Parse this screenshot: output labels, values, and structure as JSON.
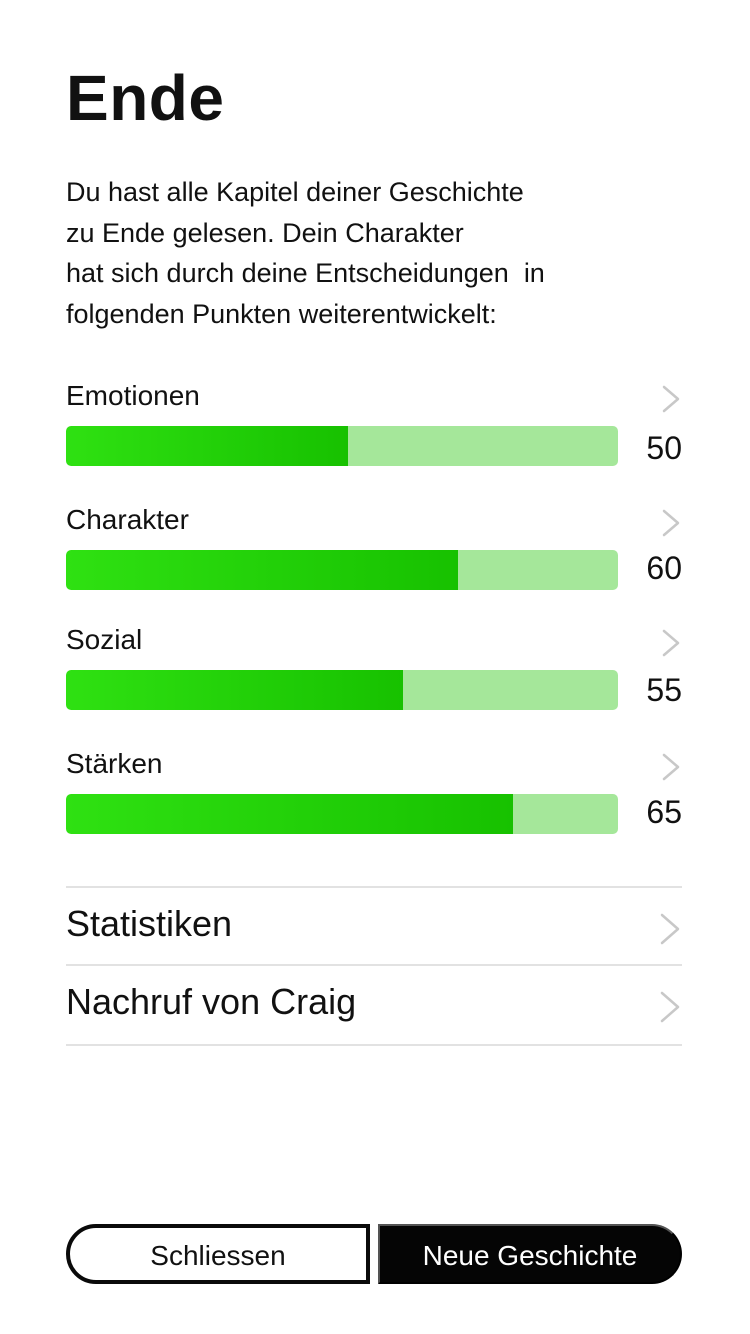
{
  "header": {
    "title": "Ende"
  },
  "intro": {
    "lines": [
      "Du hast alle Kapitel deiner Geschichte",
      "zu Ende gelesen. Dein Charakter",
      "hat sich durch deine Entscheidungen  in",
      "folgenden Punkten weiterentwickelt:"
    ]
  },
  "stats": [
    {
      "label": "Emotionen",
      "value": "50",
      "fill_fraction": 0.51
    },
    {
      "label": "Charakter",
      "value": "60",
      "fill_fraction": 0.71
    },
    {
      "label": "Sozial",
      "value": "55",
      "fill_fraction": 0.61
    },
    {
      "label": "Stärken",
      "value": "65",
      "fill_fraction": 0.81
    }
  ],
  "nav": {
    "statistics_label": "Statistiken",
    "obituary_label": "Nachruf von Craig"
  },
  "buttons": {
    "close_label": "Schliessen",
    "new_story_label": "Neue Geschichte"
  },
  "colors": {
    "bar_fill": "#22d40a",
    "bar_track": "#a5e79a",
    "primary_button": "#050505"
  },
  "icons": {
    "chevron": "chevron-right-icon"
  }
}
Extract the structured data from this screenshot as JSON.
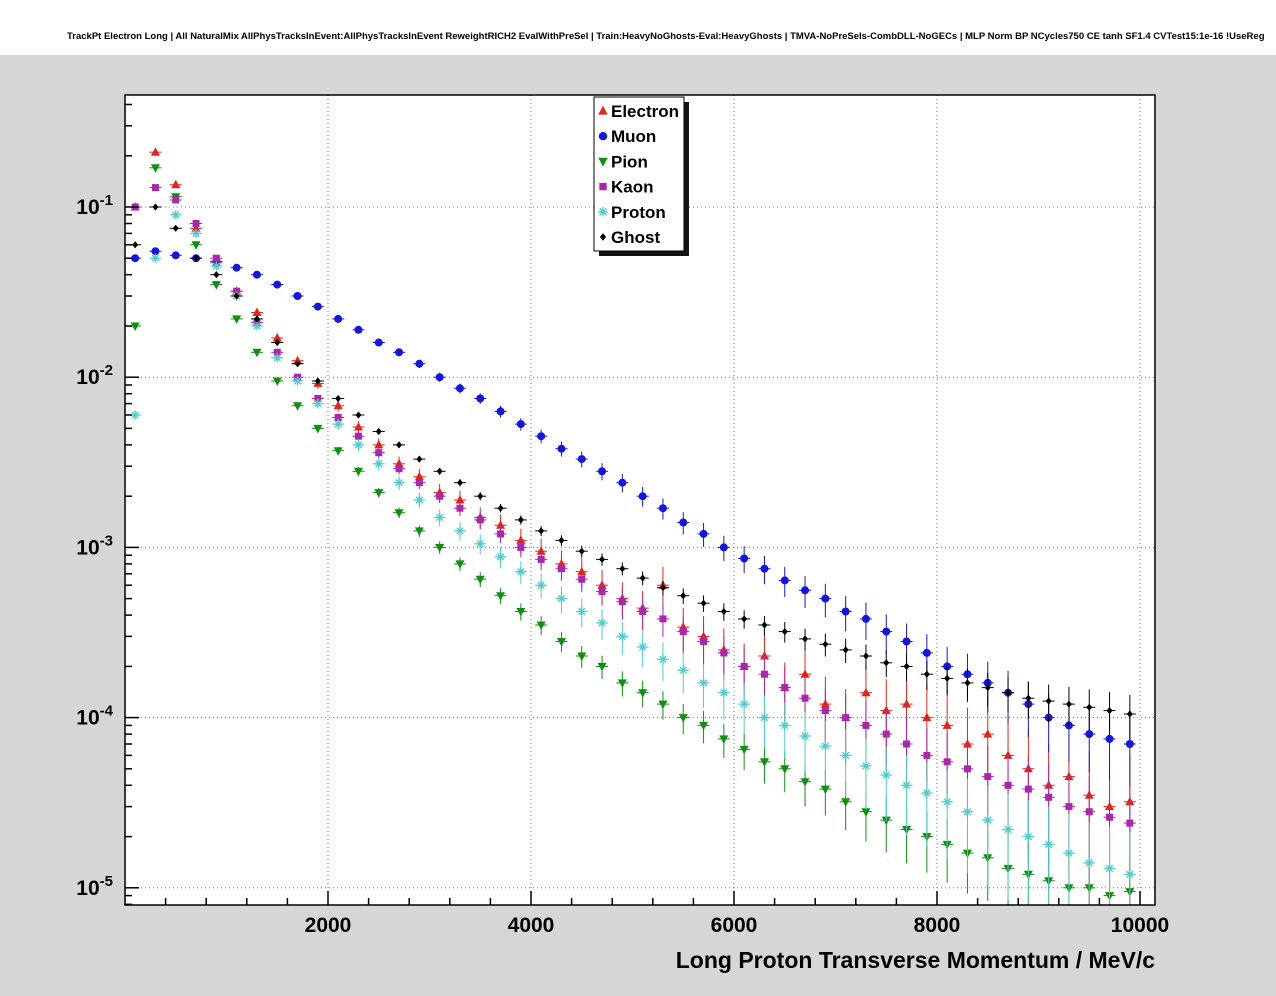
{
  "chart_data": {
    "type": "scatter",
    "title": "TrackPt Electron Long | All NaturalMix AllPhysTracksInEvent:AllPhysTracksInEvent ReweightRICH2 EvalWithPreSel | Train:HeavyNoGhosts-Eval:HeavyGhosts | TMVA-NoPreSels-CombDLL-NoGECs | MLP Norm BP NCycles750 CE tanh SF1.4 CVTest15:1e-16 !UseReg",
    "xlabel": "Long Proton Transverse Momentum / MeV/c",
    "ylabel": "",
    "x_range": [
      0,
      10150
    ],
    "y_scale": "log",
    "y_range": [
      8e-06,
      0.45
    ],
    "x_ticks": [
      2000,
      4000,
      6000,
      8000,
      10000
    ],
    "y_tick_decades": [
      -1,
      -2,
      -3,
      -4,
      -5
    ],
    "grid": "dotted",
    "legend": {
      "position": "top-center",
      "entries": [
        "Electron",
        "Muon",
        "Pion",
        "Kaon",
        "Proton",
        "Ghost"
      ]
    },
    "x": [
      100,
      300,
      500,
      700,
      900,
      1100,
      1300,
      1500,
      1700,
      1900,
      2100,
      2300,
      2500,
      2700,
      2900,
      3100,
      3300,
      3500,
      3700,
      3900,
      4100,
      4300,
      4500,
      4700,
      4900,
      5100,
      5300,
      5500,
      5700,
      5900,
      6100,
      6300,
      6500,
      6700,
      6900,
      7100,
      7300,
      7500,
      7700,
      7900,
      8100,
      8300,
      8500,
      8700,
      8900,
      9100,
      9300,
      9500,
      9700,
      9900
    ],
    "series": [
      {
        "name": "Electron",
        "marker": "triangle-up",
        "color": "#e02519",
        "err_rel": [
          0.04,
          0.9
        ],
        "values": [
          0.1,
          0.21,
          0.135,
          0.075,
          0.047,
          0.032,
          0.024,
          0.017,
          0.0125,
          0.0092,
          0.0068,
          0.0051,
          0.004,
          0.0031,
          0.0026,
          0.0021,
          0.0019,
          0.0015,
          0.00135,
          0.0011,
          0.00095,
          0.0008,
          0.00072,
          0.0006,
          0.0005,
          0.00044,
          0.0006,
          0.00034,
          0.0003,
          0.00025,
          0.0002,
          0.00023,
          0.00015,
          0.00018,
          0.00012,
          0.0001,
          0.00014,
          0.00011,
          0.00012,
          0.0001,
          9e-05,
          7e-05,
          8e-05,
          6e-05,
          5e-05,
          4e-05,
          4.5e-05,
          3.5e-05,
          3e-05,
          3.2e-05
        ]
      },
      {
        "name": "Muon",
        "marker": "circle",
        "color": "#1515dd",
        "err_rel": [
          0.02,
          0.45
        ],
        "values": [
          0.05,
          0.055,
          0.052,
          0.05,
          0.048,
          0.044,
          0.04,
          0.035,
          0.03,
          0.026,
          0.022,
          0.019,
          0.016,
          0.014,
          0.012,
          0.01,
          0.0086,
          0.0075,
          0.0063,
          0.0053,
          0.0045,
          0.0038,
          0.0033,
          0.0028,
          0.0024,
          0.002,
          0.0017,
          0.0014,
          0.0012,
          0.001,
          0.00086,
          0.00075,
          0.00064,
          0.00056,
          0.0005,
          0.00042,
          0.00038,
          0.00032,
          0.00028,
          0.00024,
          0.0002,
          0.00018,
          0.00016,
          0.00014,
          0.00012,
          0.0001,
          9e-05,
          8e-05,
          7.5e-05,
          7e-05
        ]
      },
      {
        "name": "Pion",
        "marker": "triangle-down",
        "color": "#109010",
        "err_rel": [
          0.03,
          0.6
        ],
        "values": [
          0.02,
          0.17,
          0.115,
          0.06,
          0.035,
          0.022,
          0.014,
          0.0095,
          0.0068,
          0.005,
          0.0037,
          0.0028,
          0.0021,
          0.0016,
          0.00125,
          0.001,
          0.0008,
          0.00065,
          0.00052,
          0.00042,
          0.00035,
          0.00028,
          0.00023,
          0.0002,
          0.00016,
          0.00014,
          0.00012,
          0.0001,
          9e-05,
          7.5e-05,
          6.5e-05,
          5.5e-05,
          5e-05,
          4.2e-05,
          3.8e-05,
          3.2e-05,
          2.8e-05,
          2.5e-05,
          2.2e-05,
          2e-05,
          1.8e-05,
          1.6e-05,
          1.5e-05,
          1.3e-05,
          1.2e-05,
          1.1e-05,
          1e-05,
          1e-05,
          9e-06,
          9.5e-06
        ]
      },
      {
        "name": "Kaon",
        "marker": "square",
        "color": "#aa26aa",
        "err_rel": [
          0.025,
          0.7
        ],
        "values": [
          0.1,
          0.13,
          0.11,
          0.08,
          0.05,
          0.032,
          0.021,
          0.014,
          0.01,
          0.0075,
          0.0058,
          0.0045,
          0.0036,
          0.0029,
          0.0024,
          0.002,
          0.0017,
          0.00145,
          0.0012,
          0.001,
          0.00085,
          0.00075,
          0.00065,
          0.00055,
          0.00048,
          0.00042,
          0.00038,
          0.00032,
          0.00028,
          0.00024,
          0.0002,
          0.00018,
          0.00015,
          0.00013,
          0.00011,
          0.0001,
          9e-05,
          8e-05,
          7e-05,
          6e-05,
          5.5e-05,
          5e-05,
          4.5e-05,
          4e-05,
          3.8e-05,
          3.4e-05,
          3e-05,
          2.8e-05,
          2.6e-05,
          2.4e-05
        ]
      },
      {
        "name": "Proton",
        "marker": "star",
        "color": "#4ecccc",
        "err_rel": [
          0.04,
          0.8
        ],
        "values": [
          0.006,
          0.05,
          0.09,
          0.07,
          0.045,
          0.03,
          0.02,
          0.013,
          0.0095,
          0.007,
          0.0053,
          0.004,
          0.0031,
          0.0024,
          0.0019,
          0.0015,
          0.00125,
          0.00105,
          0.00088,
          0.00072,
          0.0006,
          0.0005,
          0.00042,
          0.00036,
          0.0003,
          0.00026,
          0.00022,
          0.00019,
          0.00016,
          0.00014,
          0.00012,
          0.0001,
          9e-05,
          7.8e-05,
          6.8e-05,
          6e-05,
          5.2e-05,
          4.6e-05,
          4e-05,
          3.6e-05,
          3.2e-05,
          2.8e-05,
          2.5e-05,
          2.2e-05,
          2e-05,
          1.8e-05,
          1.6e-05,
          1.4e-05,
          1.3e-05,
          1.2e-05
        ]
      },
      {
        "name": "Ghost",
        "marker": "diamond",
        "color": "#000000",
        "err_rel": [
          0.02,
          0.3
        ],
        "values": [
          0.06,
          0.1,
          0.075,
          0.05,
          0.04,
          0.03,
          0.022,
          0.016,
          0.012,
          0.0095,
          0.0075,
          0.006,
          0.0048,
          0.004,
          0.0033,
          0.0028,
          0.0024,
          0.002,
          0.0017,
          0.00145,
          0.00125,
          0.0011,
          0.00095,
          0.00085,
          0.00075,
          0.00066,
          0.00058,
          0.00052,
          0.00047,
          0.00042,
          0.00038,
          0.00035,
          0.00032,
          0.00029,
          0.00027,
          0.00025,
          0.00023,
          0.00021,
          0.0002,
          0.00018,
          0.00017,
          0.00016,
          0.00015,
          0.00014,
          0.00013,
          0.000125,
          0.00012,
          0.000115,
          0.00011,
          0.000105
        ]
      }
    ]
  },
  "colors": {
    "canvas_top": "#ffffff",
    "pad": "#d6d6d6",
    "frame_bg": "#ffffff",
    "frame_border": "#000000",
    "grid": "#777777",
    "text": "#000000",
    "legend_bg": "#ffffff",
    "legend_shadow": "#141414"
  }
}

========================================================================

THE EXERCISE
Count every line of the records that holds "marker". State the number, nothing else.

SOLVED EXERCISE
6